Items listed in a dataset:
***

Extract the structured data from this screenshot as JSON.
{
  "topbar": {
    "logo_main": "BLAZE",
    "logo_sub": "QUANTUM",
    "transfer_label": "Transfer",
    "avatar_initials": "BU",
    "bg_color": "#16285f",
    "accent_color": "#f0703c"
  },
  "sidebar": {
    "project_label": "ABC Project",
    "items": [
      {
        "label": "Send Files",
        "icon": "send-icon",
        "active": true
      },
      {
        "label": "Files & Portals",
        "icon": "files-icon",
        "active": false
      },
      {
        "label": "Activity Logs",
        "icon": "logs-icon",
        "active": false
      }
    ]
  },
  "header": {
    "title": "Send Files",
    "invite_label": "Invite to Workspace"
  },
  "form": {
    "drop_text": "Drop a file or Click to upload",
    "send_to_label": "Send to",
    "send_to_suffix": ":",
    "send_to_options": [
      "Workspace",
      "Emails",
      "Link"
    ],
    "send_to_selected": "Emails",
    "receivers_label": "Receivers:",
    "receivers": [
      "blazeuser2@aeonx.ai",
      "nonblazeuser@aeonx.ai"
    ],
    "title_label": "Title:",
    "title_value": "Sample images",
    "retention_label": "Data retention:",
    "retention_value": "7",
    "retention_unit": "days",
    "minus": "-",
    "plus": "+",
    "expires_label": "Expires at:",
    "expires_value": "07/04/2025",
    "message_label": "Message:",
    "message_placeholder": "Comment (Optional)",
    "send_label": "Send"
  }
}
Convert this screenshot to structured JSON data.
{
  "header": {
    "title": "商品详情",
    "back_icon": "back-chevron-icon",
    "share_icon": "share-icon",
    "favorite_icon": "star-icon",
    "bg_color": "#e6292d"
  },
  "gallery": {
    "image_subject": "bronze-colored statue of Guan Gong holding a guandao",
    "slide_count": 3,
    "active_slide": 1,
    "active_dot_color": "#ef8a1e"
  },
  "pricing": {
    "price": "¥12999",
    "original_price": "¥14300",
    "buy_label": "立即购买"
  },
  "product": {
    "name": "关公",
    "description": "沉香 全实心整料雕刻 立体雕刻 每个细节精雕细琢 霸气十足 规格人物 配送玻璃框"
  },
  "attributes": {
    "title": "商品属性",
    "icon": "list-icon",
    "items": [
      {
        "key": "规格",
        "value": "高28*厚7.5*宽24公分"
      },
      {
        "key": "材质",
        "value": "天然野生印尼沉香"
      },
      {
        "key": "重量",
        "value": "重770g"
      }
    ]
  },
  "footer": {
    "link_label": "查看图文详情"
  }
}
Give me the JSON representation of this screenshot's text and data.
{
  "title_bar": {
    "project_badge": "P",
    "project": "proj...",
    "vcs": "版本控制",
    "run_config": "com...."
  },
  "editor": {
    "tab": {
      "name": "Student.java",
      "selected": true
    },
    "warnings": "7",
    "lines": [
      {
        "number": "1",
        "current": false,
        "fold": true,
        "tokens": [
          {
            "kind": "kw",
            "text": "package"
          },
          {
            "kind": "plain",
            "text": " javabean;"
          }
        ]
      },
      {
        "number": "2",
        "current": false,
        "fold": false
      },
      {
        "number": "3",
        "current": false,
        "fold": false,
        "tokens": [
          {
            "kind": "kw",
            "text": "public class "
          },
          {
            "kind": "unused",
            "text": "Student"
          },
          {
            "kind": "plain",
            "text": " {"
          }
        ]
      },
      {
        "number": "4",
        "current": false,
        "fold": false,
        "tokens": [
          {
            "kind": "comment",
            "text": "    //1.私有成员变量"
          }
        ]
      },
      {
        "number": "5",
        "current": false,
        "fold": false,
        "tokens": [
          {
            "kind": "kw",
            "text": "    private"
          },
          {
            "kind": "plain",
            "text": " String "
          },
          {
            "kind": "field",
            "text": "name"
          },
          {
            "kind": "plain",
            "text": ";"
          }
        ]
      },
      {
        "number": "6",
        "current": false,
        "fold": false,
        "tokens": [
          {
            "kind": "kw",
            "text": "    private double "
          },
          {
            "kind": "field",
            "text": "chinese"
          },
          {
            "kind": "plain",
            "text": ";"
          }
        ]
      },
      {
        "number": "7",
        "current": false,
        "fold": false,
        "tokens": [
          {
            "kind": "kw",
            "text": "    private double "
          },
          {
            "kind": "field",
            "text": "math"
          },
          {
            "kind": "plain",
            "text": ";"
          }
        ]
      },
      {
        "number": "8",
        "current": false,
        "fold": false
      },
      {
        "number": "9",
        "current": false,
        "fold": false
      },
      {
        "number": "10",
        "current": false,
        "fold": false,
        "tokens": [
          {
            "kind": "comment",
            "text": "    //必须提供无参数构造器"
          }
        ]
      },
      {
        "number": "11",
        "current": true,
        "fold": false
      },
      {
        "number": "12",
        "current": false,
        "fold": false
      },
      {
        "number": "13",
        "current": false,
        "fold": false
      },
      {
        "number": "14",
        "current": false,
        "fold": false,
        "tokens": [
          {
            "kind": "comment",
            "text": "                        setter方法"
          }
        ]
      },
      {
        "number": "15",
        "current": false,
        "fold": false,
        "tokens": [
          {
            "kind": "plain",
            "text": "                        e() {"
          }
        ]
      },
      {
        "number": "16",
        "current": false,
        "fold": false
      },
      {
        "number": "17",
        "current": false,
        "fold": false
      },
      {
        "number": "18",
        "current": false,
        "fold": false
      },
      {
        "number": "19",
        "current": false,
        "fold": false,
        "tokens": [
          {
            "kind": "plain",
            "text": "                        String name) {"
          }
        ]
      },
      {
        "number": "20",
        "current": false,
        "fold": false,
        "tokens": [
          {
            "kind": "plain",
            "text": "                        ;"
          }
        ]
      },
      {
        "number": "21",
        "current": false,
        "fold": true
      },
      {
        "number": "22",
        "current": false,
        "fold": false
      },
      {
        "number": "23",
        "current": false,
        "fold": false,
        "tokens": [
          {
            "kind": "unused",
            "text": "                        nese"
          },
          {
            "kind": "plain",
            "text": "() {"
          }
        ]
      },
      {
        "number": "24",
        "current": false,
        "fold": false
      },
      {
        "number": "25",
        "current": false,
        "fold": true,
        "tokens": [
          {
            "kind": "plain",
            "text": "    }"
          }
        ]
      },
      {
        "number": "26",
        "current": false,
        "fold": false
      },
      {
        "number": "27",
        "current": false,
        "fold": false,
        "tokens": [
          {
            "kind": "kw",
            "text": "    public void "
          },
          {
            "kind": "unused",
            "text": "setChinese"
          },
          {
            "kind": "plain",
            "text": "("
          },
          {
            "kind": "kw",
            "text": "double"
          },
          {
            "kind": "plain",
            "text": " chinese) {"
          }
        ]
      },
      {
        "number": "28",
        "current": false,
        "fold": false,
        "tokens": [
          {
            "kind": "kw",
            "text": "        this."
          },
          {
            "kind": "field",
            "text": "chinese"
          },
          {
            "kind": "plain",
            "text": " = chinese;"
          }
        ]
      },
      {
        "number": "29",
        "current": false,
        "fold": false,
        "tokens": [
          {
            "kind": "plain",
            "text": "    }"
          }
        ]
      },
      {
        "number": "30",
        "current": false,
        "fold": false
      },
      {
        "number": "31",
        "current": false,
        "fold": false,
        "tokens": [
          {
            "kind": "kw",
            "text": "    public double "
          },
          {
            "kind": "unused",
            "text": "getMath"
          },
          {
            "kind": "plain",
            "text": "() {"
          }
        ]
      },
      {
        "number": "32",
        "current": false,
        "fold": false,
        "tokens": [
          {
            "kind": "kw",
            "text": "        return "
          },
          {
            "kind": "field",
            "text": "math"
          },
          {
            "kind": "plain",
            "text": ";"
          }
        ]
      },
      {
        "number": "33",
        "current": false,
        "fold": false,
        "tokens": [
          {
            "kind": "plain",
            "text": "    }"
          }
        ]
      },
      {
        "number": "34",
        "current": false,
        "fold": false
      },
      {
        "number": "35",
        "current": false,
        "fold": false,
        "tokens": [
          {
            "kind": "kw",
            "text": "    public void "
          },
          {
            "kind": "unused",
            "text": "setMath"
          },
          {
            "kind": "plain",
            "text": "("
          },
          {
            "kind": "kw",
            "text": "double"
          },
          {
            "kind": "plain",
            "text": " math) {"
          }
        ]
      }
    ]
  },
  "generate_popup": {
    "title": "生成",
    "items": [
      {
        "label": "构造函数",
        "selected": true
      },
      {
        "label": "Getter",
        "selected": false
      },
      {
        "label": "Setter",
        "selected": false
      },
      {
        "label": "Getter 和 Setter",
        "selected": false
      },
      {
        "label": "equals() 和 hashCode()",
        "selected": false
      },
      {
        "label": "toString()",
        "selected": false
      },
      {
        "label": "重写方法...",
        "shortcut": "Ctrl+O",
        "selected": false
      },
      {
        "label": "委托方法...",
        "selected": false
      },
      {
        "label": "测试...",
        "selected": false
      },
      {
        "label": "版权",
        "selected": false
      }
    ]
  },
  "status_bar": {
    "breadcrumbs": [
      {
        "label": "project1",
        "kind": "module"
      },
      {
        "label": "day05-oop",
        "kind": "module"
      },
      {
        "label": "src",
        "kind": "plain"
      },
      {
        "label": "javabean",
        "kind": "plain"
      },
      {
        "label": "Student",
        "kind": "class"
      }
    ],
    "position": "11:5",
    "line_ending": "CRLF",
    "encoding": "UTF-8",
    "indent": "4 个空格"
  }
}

***

EXERCISE DESCRIPTION: Only the number is wanted: how many lines contain the string "this"?

FINISHED TASK: 4